### Written problem
Repeat the full listing below verbatim and keep the images out.

### Supplied records
-------
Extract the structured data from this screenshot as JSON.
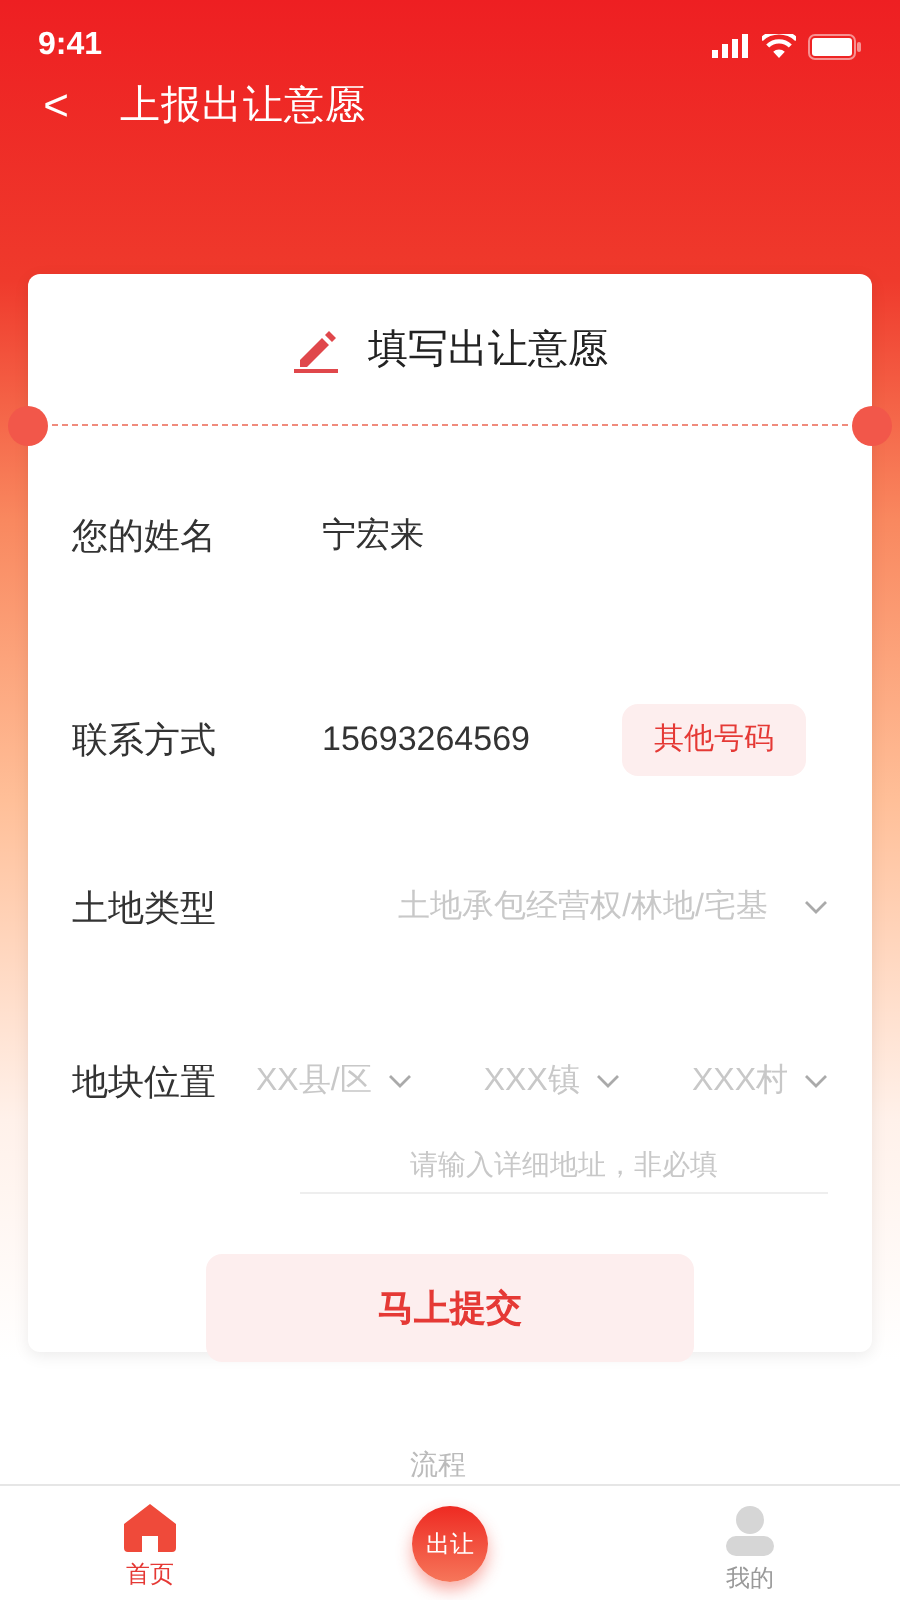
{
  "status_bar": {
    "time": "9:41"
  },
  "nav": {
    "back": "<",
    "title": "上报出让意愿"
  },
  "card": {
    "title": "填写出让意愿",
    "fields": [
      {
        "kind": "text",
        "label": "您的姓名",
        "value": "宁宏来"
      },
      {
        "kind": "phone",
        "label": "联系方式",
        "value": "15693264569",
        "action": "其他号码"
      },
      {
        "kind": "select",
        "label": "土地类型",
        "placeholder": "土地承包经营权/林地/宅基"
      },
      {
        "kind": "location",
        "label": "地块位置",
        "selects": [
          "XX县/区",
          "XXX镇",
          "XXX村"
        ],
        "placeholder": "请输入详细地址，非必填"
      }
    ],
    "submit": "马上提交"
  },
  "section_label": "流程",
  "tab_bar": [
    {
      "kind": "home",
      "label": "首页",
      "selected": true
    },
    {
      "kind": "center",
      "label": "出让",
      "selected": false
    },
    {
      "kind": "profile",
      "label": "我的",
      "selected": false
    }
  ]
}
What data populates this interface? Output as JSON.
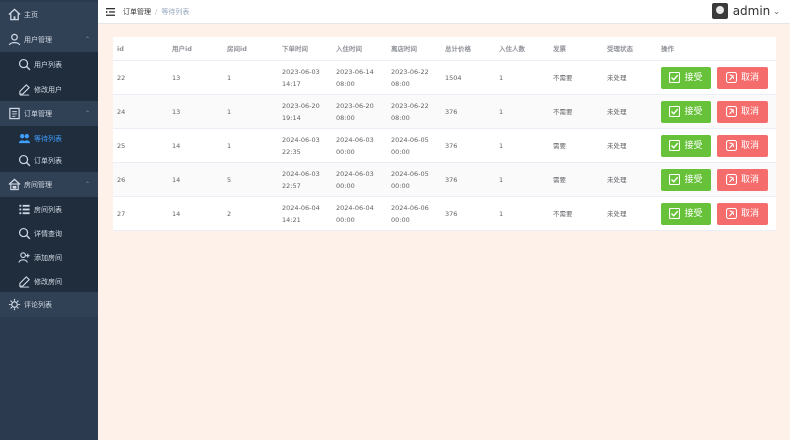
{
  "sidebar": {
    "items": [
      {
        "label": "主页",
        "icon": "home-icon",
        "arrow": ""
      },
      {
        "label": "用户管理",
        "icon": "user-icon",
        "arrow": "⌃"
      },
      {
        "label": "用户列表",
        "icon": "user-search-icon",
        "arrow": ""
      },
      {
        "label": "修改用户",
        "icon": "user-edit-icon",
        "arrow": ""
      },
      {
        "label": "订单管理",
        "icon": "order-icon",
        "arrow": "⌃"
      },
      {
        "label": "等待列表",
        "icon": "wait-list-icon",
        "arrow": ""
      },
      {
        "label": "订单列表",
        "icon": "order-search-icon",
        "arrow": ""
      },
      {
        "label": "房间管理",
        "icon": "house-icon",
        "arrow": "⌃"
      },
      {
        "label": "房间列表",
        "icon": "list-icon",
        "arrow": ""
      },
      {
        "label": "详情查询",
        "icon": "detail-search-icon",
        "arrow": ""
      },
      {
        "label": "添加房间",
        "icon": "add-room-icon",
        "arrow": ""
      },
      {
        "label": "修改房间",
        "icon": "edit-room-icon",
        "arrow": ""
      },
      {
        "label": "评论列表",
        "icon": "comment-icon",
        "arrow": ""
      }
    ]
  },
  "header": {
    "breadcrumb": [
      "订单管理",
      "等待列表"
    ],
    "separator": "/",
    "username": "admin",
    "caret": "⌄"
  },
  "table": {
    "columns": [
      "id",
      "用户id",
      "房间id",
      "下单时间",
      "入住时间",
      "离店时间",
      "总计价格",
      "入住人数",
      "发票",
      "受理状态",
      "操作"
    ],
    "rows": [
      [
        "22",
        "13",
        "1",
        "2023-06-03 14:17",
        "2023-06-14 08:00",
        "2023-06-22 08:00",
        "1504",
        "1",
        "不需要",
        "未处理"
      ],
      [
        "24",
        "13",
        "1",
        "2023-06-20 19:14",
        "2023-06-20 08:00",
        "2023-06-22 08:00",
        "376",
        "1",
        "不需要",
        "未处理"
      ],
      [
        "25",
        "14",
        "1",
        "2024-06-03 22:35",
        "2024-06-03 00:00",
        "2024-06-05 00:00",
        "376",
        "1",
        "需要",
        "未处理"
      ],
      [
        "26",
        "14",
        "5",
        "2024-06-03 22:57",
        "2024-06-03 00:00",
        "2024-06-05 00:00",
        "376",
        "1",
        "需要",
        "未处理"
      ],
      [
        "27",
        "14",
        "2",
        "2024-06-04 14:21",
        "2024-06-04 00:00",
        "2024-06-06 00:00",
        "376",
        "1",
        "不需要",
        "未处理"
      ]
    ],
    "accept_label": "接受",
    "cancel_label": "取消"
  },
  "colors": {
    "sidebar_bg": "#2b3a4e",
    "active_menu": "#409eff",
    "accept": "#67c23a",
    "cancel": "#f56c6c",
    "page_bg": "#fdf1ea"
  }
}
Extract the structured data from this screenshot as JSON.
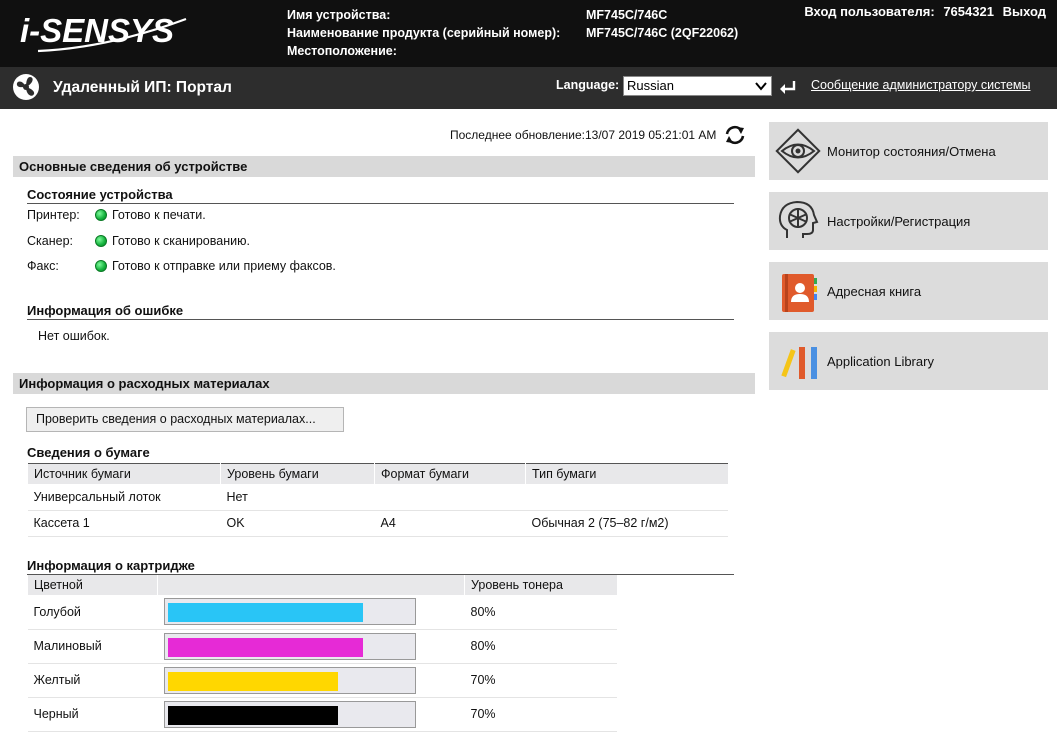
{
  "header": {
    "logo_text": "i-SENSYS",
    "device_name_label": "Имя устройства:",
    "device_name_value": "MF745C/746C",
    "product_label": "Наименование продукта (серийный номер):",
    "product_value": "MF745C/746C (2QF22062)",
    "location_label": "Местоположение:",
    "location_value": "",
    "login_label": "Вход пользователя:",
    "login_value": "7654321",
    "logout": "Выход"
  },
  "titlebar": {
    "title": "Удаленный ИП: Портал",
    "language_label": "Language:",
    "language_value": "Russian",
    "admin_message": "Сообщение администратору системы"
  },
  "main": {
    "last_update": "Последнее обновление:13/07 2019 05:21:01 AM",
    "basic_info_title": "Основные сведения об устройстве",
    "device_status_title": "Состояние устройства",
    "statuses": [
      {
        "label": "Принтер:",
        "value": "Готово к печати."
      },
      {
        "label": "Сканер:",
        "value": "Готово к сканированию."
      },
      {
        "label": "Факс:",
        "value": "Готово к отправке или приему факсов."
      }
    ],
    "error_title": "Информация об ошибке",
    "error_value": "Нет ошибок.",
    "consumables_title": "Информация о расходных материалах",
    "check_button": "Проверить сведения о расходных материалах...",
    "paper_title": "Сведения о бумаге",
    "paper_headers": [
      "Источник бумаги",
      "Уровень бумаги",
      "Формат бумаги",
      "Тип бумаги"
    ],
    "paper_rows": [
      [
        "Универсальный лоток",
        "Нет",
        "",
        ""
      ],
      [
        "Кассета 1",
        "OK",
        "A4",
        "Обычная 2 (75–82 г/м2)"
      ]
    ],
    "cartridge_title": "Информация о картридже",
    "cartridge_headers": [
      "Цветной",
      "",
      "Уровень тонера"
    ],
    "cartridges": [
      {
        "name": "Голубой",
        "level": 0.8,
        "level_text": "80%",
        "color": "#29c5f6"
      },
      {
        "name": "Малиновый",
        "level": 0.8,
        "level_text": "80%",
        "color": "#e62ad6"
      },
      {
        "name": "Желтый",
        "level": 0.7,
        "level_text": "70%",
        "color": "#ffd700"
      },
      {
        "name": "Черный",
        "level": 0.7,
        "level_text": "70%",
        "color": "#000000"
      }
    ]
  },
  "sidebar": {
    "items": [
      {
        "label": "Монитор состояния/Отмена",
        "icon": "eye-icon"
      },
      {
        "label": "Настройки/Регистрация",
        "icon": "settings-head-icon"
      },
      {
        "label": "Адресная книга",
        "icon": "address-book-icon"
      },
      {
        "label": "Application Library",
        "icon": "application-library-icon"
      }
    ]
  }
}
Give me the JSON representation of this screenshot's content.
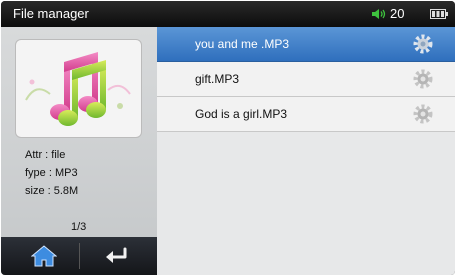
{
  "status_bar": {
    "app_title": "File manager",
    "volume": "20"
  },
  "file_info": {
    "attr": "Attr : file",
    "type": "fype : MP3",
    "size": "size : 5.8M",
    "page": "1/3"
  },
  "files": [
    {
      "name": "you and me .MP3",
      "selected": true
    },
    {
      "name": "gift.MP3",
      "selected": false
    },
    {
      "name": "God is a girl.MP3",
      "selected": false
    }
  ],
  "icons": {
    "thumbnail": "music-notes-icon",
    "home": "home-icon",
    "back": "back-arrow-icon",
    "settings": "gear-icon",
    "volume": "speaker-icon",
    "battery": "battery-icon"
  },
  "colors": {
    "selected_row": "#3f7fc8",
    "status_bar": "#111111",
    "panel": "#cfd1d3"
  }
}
-------
### Full solution
Extract the structured data from this screenshot as JSON.
{
  "status_bar": {
    "time": "9:41"
  },
  "nav": {
    "back": "<",
    "title": "上报出让意愿"
  },
  "card": {
    "title": "填写出让意愿",
    "fields": [
      {
        "kind": "text",
        "label": "您的姓名",
        "value": "宁宏来"
      },
      {
        "kind": "phone",
        "label": "联系方式",
        "value": "15693264569",
        "action": "其他号码"
      },
      {
        "kind": "select",
        "label": "土地类型",
        "placeholder": "土地承包经营权/林地/宅基"
      },
      {
        "kind": "location",
        "label": "地块位置",
        "selects": [
          "XX县/区",
          "XXX镇",
          "XXX村"
        ],
        "placeholder": "请输入详细地址，非必填"
      }
    ],
    "submit": "马上提交"
  },
  "section_label": "流程",
  "tab_bar": [
    {
      "kind": "home",
      "label": "首页",
      "selected": true
    },
    {
      "kind": "center",
      "label": "出让",
      "selected": false
    },
    {
      "kind": "profile",
      "label": "我的",
      "selected": false
    }
  ]
}
What data populates this interface? Output as JSON.
{
  "sidebar": {
    "items": [
      {
        "label": "主页",
        "icon": "home-icon",
        "arrow": ""
      },
      {
        "label": "用户管理",
        "icon": "user-icon",
        "arrow": "⌃"
      },
      {
        "label": "用户列表",
        "icon": "user-search-icon",
        "arrow": ""
      },
      {
        "label": "修改用户",
        "icon": "user-edit-icon",
        "arrow": ""
      },
      {
        "label": "订单管理",
        "icon": "order-icon",
        "arrow": "⌃"
      },
      {
        "label": "等待列表",
        "icon": "wait-list-icon",
        "arrow": ""
      },
      {
        "label": "订单列表",
        "icon": "order-search-icon",
        "arrow": ""
      },
      {
        "label": "房间管理",
        "icon": "house-icon",
        "arrow": "⌃"
      },
      {
        "label": "房间列表",
        "icon": "list-icon",
        "arrow": ""
      },
      {
        "label": "详情查询",
        "icon": "detail-search-icon",
        "arrow": ""
      },
      {
        "label": "添加房间",
        "icon": "add-room-icon",
        "arrow": ""
      },
      {
        "label": "修改房间",
        "icon": "edit-room-icon",
        "arrow": ""
      },
      {
        "label": "评论列表",
        "icon": "comment-icon",
        "arrow": ""
      }
    ]
  },
  "header": {
    "breadcrumb": [
      "订单管理",
      "等待列表"
    ],
    "separator": "/",
    "username": "admin",
    "caret": "⌄"
  },
  "table": {
    "columns": [
      "id",
      "用户id",
      "房间id",
      "下单时间",
      "入住时间",
      "离店时间",
      "总计价格",
      "入住人数",
      "发票",
      "受理状态",
      "操作"
    ],
    "rows": [
      [
        "22",
        "13",
        "1",
        "2023-06-03 14:17",
        "2023-06-14 08:00",
        "2023-06-22 08:00",
        "1504",
        "1",
        "不需要",
        "未处理"
      ],
      [
        "24",
        "13",
        "1",
        "2023-06-20 19:14",
        "2023-06-20 08:00",
        "2023-06-22 08:00",
        "376",
        "1",
        "不需要",
        "未处理"
      ],
      [
        "25",
        "14",
        "1",
        "2024-06-03 22:35",
        "2024-06-03 00:00",
        "2024-06-05 00:00",
        "376",
        "1",
        "需要",
        "未处理"
      ],
      [
        "26",
        "14",
        "5",
        "2024-06-03 22:57",
        "2024-06-03 00:00",
        "2024-06-05 00:00",
        "376",
        "1",
        "需要",
        "未处理"
      ],
      [
        "27",
        "14",
        "2",
        "2024-06-04 14:21",
        "2024-06-04 00:00",
        "2024-06-06 00:00",
        "376",
        "1",
        "不需要",
        "未处理"
      ]
    ],
    "accept_label": "接受",
    "cancel_label": "取消"
  },
  "colors": {
    "sidebar_bg": "#2b3a4e",
    "active_menu": "#409eff",
    "accept": "#67c23a",
    "cancel": "#f56c6c",
    "page_bg": "#fdf1ea"
  }
}
Extract the structured data from this screenshot as JSON.
{
  "header": {
    "logo_text": "i-SENSYS",
    "device_name_label": "Имя устройства:",
    "device_name_value": "MF745C/746C",
    "product_label": "Наименование продукта (серийный номер):",
    "product_value": "MF745C/746C (2QF22062)",
    "location_label": "Местоположение:",
    "location_value": "",
    "login_label": "Вход пользователя:",
    "login_value": "7654321",
    "logout": "Выход"
  },
  "titlebar": {
    "title": "Удаленный ИП: Портал",
    "language_label": "Language:",
    "language_value": "Russian",
    "admin_message": "Сообщение администратору системы"
  },
  "main": {
    "last_update": "Последнее обновление:13/07 2019 05:21:01 AM",
    "basic_info_title": "Основные сведения об устройстве",
    "device_status_title": "Состояние устройства",
    "statuses": [
      {
        "label": "Принтер:",
        "value": "Готово к печати."
      },
      {
        "label": "Сканер:",
        "value": "Готово к сканированию."
      },
      {
        "label": "Факс:",
        "value": "Готово к отправке или приему факсов."
      }
    ],
    "error_title": "Информация об ошибке",
    "error_value": "Нет ошибок.",
    "consumables_title": "Информация о расходных материалах",
    "check_button": "Проверить сведения о расходных материалах...",
    "paper_title": "Сведения о бумаге",
    "paper_headers": [
      "Источник бумаги",
      "Уровень бумаги",
      "Формат бумаги",
      "Тип бумаги"
    ],
    "paper_rows": [
      [
        "Универсальный лоток",
        "Нет",
        "",
        ""
      ],
      [
        "Кассета 1",
        "OK",
        "A4",
        "Обычная 2 (75–82 г/м2)"
      ]
    ],
    "cartridge_title": "Информация о картридже",
    "cartridge_headers": [
      "Цветной",
      "",
      "Уровень тонера"
    ],
    "cartridges": [
      {
        "name": "Голубой",
        "level": 0.8,
        "level_text": "80%",
        "color": "#29c5f6"
      },
      {
        "name": "Малиновый",
        "level": 0.8,
        "level_text": "80%",
        "color": "#e62ad6"
      },
      {
        "name": "Желтый",
        "level": 0.7,
        "level_text": "70%",
        "color": "#ffd700"
      },
      {
        "name": "Черный",
        "level": 0.7,
        "level_text": "70%",
        "color": "#000000"
      }
    ]
  },
  "sidebar": {
    "items": [
      {
        "label": "Монитор состояния/Отмена",
        "icon": "eye-icon"
      },
      {
        "label": "Настройки/Регистрация",
        "icon": "settings-head-icon"
      },
      {
        "label": "Адресная книга",
        "icon": "address-book-icon"
      },
      {
        "label": "Application Library",
        "icon": "application-library-icon"
      }
    ]
  }
}
Give me the JSON representation of this screenshot's content.
{
  "status_bar": {
    "app_title": "File manager",
    "volume": "20"
  },
  "file_info": {
    "attr": "Attr : file",
    "type": "fype : MP3",
    "size": "size : 5.8M",
    "page": "1/3"
  },
  "files": [
    {
      "name": "you and me .MP3",
      "selected": true
    },
    {
      "name": "gift.MP3",
      "selected": false
    },
    {
      "name": "God is a girl.MP3",
      "selected": false
    }
  ],
  "icons": {
    "thumbnail": "music-notes-icon",
    "home": "home-icon",
    "back": "back-arrow-icon",
    "settings": "gear-icon",
    "volume": "speaker-icon",
    "battery": "battery-icon"
  },
  "colors": {
    "selected_row": "#3f7fc8",
    "status_bar": "#111111",
    "panel": "#cfd1d3"
  }
}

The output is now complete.